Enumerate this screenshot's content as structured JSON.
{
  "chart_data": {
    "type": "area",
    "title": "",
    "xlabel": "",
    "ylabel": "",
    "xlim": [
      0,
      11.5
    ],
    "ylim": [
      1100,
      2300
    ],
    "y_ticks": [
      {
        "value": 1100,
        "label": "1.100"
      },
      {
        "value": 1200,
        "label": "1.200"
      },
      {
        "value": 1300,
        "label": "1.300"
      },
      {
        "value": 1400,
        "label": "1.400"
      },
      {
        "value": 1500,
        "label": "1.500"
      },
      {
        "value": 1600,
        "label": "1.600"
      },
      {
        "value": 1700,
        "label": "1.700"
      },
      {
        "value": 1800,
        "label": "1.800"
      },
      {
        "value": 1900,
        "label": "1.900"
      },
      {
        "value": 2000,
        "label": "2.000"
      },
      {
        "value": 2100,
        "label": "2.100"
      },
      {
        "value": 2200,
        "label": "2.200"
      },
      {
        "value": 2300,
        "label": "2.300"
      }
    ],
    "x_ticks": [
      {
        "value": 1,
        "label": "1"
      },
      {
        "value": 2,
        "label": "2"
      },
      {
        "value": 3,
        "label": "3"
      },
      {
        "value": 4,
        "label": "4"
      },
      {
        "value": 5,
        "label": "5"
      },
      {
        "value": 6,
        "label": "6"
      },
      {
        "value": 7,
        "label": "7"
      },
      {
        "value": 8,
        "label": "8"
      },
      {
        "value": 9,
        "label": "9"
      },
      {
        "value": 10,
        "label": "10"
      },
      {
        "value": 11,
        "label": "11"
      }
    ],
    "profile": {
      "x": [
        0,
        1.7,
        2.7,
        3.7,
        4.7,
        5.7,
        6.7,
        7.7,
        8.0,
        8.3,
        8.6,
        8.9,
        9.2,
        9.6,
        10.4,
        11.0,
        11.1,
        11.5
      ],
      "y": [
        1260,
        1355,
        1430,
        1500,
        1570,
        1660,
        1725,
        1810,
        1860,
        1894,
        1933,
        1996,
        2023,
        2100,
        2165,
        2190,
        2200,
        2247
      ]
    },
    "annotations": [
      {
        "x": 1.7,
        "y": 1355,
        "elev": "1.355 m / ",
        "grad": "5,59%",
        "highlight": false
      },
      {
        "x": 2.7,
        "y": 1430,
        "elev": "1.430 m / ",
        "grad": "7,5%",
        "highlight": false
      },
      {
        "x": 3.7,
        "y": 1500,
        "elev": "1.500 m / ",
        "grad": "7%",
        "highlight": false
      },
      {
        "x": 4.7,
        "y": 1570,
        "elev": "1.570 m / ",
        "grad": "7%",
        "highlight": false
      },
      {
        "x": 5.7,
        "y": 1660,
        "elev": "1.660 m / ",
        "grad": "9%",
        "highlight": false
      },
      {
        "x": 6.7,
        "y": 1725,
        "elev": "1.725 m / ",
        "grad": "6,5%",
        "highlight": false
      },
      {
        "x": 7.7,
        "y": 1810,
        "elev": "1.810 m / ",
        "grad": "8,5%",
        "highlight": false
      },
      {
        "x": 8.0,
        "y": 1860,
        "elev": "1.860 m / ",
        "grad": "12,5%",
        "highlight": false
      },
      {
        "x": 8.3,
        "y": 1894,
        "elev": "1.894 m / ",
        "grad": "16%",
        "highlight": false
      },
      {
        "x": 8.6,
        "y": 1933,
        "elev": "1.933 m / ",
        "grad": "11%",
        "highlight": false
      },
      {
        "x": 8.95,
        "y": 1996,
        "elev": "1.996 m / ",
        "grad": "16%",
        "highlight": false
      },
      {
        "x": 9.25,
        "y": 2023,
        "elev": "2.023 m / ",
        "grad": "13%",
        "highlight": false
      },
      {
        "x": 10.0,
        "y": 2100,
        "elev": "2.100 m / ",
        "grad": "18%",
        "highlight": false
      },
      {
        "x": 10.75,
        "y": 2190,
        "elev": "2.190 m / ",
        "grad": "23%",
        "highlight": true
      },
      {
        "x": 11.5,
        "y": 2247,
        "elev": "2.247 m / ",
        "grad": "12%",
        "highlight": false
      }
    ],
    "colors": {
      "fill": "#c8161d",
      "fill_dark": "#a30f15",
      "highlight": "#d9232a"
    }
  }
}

Stated problem: Extract each line from the listing above, please, and repeat it exactly.

The answer:
Enumerate this screenshot's content as structured JSON.
{
  "chart_data": {
    "type": "area",
    "title": "",
    "xlabel": "",
    "ylabel": "",
    "xlim": [
      0,
      11.5
    ],
    "ylim": [
      1100,
      2300
    ],
    "y_ticks": [
      {
        "value": 1100,
        "label": "1.100"
      },
      {
        "value": 1200,
        "label": "1.200"
      },
      {
        "value": 1300,
        "label": "1.300"
      },
      {
        "value": 1400,
        "label": "1.400"
      },
      {
        "value": 1500,
        "label": "1.500"
      },
      {
        "value": 1600,
        "label": "1.600"
      },
      {
        "value": 1700,
        "label": "1.700"
      },
      {
        "value": 1800,
        "label": "1.800"
      },
      {
        "value": 1900,
        "label": "1.900"
      },
      {
        "value": 2000,
        "label": "2.000"
      },
      {
        "value": 2100,
        "label": "2.100"
      },
      {
        "value": 2200,
        "label": "2.200"
      },
      {
        "value": 2300,
        "label": "2.300"
      }
    ],
    "x_ticks": [
      {
        "value": 1,
        "label": "1"
      },
      {
        "value": 2,
        "label": "2"
      },
      {
        "value": 3,
        "label": "3"
      },
      {
        "value": 4,
        "label": "4"
      },
      {
        "value": 5,
        "label": "5"
      },
      {
        "value": 6,
        "label": "6"
      },
      {
        "value": 7,
        "label": "7"
      },
      {
        "value": 8,
        "label": "8"
      },
      {
        "value": 9,
        "label": "9"
      },
      {
        "value": 10,
        "label": "10"
      },
      {
        "value": 11,
        "label": "11"
      }
    ],
    "profile": {
      "x": [
        0,
        1.7,
        2.7,
        3.7,
        4.7,
        5.7,
        6.7,
        7.7,
        8.0,
        8.3,
        8.6,
        8.9,
        9.2,
        9.6,
        10.4,
        11.0,
        11.1,
        11.5
      ],
      "y": [
        1260,
        1355,
        1430,
        1500,
        1570,
        1660,
        1725,
        1810,
        1860,
        1894,
        1933,
        1996,
        2023,
        2100,
        2165,
        2190,
        2200,
        2247
      ]
    },
    "annotations": [
      {
        "x": 1.7,
        "y": 1355,
        "elev": "1.355 m / ",
        "grad": "5,59%",
        "highlight": false
      },
      {
        "x": 2.7,
        "y": 1430,
        "elev": "1.430 m / ",
        "grad": "7,5%",
        "highlight": false
      },
      {
        "x": 3.7,
        "y": 1500,
        "elev": "1.500 m / ",
        "grad": "7%",
        "highlight": false
      },
      {
        "x": 4.7,
        "y": 1570,
        "elev": "1.570 m / ",
        "grad": "7%",
        "highlight": false
      },
      {
        "x": 5.7,
        "y": 1660,
        "elev": "1.660 m / ",
        "grad": "9%",
        "highlight": false
      },
      {
        "x": 6.7,
        "y": 1725,
        "elev": "1.725 m / ",
        "grad": "6,5%",
        "highlight": false
      },
      {
        "x": 7.7,
        "y": 1810,
        "elev": "1.810 m / ",
        "grad": "8,5%",
        "highlight": false
      },
      {
        "x": 8.0,
        "y": 1860,
        "elev": "1.860 m / ",
        "grad": "12,5%",
        "highlight": false
      },
      {
        "x": 8.3,
        "y": 1894,
        "elev": "1.894 m / ",
        "grad": "16%",
        "highlight": false
      },
      {
        "x": 8.6,
        "y": 1933,
        "elev": "1.933 m / ",
        "grad": "11%",
        "highlight": false
      },
      {
        "x": 8.95,
        "y": 1996,
        "elev": "1.996 m / ",
        "grad": "16%",
        "highlight": false
      },
      {
        "x": 9.25,
        "y": 2023,
        "elev": "2.023 m / ",
        "grad": "13%",
        "highlight": false
      },
      {
        "x": 10.0,
        "y": 2100,
        "elev": "2.100 m / ",
        "grad": "18%",
        "highlight": false
      },
      {
        "x": 10.75,
        "y": 2190,
        "elev": "2.190 m / ",
        "grad": "23%",
        "highlight": true
      },
      {
        "x": 11.5,
        "y": 2247,
        "elev": "2.247 m / ",
        "grad": "12%",
        "highlight": false
      }
    ],
    "colors": {
      "fill": "#c8161d",
      "fill_dark": "#a30f15",
      "highlight": "#d9232a"
    }
  }
}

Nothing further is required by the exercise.